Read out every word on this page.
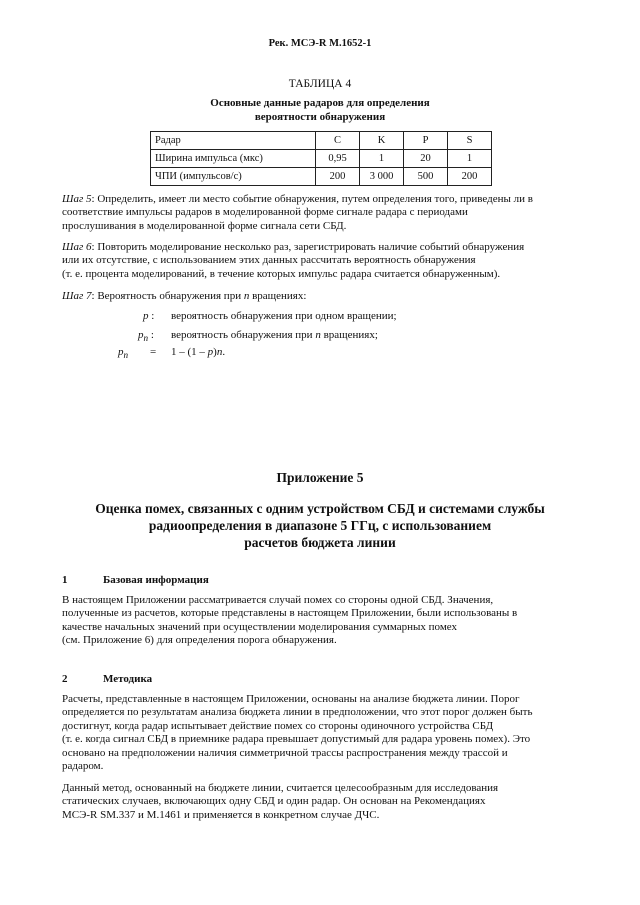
Рек. МСЭ-R M.1652-1
ТАБЛИЦА 4
Основные данные радаров для определения
вероятности обнаружения
Радар	C	K	P	S
Ширина импульса (мкс)	0,95	1	20	1
ЧПИ (импульсов/с)	200	3 000	500	200
Шаг 5: Определить, имеет ли место событие обнаружения, путем определения того, приведены ли в
соответствие импульсы радаров в моделированной форме сигнале радара с периодами
прослушивания в моделированной форме сигнала сети СБД.
Шаг 6: Повторить моделирование несколько раз, зарегистрировать наличие событий обнаружения
или их отсутствие, с использованием этих данных рассчитать вероятность обнаружения
(т. е. процента моделирований, в течение которых импульс радара считается обнаруженным).
Шаг 7: Вероятность обнаружения при n вращениях:
p : вероятность обнаружения при одном вращении;
$p_n$ : вероятность обнаружения при n вращениях;
$p_n = 1 - (1 - p)n$.
Приложение 5
Оценка помех, связанных с одним устройством СБД и системами службы
радиоопределения в диапазоне 5 ГГц, с использованием
расчетов бюджета линии
1	Базовая информация
В настоящем Приложении рассматривается случай помех со стороны одной СБД. Значения,
полученные из расчетов, которые представлены в настоящем Приложении, были использованы в
качестве начальных значений при осуществлении моделирования суммарных помех
(см. Приложение 6) для определения порога обнаружения.
2	Методика
Расчеты, представленные в настоящем Приложении, основаны на анализе бюджета линии. Порог
определяется по результатам анализа бюджета линии в предположении, что этот порог должен быть
достигнут, когда радар испытывает действие помех со стороны одиночного устройства СБД
(т. е. когда сигнал СБД в приемнике радара превышает допустимый для радара уровень помех). Это
основано на предположении наличия симметричной трассы распространения между трассой и
радаром.
Данный метод, основанный на бюджете линии, считается целесообразным для исследования
статических случаев, включающих одну СБД и один радар. Он основан на Рекомендациях
МСЭ-R SM.337 и М.1461 и применяется в конкретном случае ДЧС.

= = = = = = =

Work instructions - Go through the entries above and print each one exactly, minus the pictures.

Result -
Read out every word on this page.
Рек. МСЭ-R M.1652-1
ТАБЛИЦА 4
Основные данные радаров для определения
вероятности обнаружения
Радар	C	K	P	S
Ширина импульса (мкс)	0,95	1	20	1
ЧПИ (импульсов/с)	200	3 000	500	200
Шаг 5: Определить, имеет ли место событие обнаружения, путем определения того, приведены ли в
соответствие импульсы радаров в моделированной форме сигнале радара с периодами
прослушивания в моделированной форме сигнала сети СБД.
Шаг 6: Повторить моделирование несколько раз, зарегистрировать наличие событий обнаружения
или их отсутствие, с использованием этих данных рассчитать вероятность обнаружения
(т. е. процента моделирований, в течение которых импульс радара считается обнаруженным).
Шаг 7: Вероятность обнаружения при n вращениях:
p : вероятность обнаружения при одном вращении;
$p_n$ : вероятность обнаружения при n вращениях;
$p_n = 1 - (1 - p)n$.
Приложение 5
Оценка помех, связанных с одним устройством СБД и системами службы
радиоопределения в диапазоне 5 ГГц, с использованием
расчетов бюджета линии
1	Базовая информация
В настоящем Приложении рассматривается случай помех со стороны одной СБД. Значения,
полученные из расчетов, которые представлены в настоящем Приложении, были использованы в
качестве начальных значений при осуществлении моделирования суммарных помех
(см. Приложение 6) для определения порога обнаружения.
2	Методика
Расчеты, представленные в настоящем Приложении, основаны на анализе бюджета линии. Порог
определяется по результатам анализа бюджета линии в предположении, что этот порог должен быть
достигнут, когда радар испытывает действие помех со стороны одиночного устройства СБД
(т. е. когда сигнал СБД в приемнике радара превышает допустимый для радара уровень помех). Это
основано на предположении наличия симметричной трассы распространения между трассой и
радаром.
Данный метод, основанный на бюджете линии, считается целесообразным для исследования
статических случаев, включающих одну СБД и один радар. Он основан на Рекомендациях
МСЭ-R SM.337 и М.1461 и применяется в конкретном случае ДЧС.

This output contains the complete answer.